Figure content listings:
================================
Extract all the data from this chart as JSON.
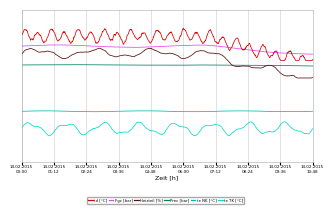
{
  "xlabel": "Zeit [h]",
  "x_tick_labels": [
    "14.02.2015\n00:00",
    "14.02.2015\n01:12",
    "14.02.2015\n02:24",
    "14.02.2015\n03:36",
    "14.02.2015\n04:48",
    "14.02.2015\n06:00",
    "14.02.2015\n07:12",
    "14.02.2015\n08:24",
    "14.02.2015\n09:36",
    "14.02.2015\n10:48"
  ],
  "legend_labels": [
    "td [°C]",
    "Fgc [bar]",
    "Heizteil [%]",
    "Prec [bar]",
    "te NK [°C]",
    "te TK [°C]"
  ],
  "legend_colors": [
    "#dd0000",
    "#ee44ee",
    "#5a1010",
    "#008060",
    "#00bbbb",
    "#00ddcc"
  ],
  "background_color": "#ffffff",
  "grid_color": "#cccccc",
  "n_points": 1100,
  "ylim": [
    -1.5,
    9.0
  ]
}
================================
■ Given instruction: Repeat all of the entries word for word, but omit the pictures.

■ Solution:
Extract all the data from this chart as JSON.
{
  "xlabel": "Zeit [h]",
  "x_tick_labels": [
    "14.02.2015\n00:00",
    "14.02.2015\n01:12",
    "14.02.2015\n02:24",
    "14.02.2015\n03:36",
    "14.02.2015\n04:48",
    "14.02.2015\n06:00",
    "14.02.2015\n07:12",
    "14.02.2015\n08:24",
    "14.02.2015\n09:36",
    "14.02.2015\n10:48"
  ],
  "legend_labels": [
    "td [°C]",
    "Fgc [bar]",
    "Heizteil [%]",
    "Prec [bar]",
    "te NK [°C]",
    "te TK [°C]"
  ],
  "legend_colors": [
    "#dd0000",
    "#ee44ee",
    "#5a1010",
    "#008060",
    "#00bbbb",
    "#00ddcc"
  ],
  "background_color": "#ffffff",
  "grid_color": "#cccccc",
  "n_points": 1100,
  "ylim": [
    -1.5,
    9.0
  ]
}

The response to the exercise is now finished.